** START Records for the task **
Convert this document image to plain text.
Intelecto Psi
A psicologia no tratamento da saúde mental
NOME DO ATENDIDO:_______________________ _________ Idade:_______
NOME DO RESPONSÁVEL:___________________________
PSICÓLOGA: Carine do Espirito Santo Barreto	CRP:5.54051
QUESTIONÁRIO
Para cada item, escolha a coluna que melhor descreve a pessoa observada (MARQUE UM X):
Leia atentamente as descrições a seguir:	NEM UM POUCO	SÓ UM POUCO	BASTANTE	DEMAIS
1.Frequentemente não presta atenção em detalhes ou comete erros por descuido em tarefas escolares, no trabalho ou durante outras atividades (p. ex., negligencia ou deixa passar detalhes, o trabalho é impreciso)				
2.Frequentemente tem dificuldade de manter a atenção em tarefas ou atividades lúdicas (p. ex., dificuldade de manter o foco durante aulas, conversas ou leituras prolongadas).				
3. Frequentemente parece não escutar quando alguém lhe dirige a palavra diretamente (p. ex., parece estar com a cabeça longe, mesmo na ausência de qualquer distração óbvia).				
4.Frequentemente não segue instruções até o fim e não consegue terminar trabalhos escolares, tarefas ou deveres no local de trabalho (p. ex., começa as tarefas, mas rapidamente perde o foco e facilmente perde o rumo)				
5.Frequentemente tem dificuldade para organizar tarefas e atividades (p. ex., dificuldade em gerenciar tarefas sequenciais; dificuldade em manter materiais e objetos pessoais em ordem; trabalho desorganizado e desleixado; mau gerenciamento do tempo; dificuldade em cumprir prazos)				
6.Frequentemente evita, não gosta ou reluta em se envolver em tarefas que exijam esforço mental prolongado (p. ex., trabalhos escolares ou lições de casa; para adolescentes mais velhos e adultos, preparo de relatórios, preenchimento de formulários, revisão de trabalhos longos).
** END Records for the task **
** START Records for the task **
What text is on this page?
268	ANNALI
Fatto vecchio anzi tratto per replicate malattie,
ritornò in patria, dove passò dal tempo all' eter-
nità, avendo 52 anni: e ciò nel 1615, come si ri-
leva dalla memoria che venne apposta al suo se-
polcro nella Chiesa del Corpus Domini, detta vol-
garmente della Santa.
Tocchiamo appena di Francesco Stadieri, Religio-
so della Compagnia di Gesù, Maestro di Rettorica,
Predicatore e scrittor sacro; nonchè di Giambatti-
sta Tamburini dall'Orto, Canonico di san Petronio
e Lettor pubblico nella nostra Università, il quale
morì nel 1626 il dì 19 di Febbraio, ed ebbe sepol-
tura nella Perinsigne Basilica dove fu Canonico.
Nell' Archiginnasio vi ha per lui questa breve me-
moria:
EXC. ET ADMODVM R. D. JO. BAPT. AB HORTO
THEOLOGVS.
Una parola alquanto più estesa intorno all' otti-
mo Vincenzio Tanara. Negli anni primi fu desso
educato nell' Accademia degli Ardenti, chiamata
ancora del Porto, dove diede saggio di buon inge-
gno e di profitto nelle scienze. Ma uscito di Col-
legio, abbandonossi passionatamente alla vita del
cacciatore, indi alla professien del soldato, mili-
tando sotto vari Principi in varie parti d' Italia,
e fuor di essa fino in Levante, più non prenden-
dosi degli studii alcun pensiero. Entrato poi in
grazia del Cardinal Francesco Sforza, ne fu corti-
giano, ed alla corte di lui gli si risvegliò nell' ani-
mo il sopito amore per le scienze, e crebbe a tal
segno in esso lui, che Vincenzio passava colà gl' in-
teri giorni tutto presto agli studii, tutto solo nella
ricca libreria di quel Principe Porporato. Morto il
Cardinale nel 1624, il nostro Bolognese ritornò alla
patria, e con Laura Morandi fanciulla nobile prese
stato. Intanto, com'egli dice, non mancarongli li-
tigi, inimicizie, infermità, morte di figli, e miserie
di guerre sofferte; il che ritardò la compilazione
** END Records for the task **
Copy out all lines that carry the word "this".

Convert this document image to plain text.
What text is on this page?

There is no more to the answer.